Count, in the entries, the lines with "JSON". Answer with the number only.
## Begin INPUT MATERIAL
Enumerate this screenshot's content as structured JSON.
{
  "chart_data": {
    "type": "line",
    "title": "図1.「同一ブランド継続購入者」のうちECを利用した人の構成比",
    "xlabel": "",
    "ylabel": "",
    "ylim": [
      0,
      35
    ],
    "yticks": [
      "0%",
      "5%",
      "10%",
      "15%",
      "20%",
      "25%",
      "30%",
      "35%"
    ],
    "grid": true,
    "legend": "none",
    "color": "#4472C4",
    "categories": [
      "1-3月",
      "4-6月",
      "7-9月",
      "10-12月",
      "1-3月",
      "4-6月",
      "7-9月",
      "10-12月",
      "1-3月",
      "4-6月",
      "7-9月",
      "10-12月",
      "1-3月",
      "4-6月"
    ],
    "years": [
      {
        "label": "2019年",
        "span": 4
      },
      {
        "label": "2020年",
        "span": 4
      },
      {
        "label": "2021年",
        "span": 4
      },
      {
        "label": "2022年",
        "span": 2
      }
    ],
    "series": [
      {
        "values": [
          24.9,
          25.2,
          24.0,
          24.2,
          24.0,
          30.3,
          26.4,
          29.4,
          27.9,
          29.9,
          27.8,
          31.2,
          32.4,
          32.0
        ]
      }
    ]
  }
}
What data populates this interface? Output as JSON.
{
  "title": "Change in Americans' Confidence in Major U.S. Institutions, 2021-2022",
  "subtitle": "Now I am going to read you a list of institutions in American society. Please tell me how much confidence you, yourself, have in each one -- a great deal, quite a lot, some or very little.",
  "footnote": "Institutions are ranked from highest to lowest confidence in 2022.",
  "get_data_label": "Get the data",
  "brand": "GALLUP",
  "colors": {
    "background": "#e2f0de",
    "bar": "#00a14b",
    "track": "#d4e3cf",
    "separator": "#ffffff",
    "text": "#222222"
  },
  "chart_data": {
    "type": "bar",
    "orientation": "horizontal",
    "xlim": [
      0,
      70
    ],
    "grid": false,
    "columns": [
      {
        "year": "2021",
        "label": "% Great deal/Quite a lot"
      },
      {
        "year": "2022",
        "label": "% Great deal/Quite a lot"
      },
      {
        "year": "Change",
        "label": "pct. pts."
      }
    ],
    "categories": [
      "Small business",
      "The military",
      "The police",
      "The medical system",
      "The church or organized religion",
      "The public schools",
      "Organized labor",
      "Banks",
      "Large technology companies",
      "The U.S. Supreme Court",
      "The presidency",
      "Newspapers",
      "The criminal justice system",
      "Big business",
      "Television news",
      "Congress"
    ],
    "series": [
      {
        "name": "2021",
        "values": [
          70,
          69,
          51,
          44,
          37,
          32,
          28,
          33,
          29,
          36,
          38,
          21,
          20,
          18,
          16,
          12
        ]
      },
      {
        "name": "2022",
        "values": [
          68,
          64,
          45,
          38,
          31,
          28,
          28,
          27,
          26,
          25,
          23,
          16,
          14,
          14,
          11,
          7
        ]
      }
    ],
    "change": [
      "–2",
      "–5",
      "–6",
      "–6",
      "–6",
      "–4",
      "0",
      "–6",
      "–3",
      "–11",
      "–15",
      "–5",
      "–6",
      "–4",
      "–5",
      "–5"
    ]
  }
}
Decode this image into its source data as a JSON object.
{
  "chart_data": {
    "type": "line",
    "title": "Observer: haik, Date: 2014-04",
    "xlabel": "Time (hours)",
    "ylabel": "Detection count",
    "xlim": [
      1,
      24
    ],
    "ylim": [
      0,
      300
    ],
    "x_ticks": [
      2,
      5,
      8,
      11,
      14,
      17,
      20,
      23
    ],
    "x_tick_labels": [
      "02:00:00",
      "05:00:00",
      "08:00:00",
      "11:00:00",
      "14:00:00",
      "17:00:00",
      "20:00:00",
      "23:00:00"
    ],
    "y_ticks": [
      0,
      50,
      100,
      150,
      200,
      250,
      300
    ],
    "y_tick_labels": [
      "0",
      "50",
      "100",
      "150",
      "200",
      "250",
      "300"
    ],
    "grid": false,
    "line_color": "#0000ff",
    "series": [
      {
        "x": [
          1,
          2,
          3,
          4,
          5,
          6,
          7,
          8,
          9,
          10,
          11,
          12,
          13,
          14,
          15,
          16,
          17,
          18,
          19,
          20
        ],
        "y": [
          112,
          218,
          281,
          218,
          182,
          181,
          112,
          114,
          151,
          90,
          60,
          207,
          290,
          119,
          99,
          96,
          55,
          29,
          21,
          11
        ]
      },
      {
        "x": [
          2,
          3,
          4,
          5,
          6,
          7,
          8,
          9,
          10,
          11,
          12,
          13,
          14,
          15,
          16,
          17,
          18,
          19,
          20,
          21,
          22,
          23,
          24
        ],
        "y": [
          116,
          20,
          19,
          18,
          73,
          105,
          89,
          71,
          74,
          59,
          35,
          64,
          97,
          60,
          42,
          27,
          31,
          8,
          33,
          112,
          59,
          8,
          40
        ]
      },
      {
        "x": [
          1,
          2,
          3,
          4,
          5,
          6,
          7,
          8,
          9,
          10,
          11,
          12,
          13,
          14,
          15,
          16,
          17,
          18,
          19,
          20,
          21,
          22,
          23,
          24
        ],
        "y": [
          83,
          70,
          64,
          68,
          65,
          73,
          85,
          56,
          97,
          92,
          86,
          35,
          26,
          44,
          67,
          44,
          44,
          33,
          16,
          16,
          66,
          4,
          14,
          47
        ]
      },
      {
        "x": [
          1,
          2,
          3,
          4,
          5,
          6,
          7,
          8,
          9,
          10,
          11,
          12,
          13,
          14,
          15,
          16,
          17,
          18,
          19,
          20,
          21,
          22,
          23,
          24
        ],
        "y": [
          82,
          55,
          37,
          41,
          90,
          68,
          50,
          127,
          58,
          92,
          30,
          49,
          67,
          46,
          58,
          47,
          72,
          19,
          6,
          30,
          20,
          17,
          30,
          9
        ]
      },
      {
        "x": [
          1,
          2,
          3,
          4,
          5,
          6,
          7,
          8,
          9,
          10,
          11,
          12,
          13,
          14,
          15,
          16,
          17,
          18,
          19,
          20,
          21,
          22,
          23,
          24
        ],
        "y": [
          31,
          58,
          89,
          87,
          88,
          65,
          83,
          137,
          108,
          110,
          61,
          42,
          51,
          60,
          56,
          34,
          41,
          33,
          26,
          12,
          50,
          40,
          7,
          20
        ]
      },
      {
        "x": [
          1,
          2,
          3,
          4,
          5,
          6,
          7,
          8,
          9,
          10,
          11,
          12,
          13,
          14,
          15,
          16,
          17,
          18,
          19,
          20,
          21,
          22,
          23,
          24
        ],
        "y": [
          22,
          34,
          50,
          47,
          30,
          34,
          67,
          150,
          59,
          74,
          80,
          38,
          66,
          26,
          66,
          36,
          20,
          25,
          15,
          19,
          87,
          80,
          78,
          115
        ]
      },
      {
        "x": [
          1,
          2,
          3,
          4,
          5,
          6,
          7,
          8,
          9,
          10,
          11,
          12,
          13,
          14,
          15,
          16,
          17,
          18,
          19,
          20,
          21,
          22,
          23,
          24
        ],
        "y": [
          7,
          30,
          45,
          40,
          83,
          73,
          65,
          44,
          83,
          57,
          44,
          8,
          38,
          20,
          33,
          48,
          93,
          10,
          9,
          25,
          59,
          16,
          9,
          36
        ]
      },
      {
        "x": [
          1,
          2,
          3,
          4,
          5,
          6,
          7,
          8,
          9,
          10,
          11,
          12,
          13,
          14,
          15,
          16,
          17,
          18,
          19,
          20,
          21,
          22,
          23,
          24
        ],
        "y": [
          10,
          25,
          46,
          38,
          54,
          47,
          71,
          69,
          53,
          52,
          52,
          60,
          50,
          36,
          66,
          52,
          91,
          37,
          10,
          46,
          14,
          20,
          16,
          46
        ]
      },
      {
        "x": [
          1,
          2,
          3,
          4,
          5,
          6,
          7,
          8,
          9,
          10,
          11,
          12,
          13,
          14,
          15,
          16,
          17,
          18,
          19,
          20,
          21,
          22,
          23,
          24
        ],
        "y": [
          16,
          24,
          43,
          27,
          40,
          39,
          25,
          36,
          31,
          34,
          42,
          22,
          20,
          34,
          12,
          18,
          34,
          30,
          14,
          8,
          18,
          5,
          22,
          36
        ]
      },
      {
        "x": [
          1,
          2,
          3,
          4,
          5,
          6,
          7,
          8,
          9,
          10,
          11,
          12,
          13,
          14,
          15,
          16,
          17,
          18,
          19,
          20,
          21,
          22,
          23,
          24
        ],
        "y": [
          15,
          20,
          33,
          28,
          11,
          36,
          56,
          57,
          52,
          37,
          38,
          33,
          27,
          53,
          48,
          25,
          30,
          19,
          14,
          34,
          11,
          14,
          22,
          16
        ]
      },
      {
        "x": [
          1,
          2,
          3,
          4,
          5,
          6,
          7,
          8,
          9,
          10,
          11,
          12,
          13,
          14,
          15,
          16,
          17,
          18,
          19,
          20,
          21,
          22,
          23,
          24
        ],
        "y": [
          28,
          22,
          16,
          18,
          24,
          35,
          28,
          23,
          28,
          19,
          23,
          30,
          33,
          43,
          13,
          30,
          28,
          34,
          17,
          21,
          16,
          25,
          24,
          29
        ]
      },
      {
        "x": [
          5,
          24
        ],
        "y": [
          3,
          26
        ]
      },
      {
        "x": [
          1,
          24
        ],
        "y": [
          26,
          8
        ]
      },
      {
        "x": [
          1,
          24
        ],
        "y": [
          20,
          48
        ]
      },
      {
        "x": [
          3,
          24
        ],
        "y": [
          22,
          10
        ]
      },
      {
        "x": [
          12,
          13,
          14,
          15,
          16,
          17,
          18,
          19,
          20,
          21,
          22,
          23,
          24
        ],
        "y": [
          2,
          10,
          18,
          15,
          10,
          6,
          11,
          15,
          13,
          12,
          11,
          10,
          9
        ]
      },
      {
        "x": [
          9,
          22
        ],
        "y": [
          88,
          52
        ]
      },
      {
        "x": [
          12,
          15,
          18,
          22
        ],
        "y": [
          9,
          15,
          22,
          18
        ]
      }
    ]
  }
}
## End INPUT MATERIAL
== THE ANSWER ==
3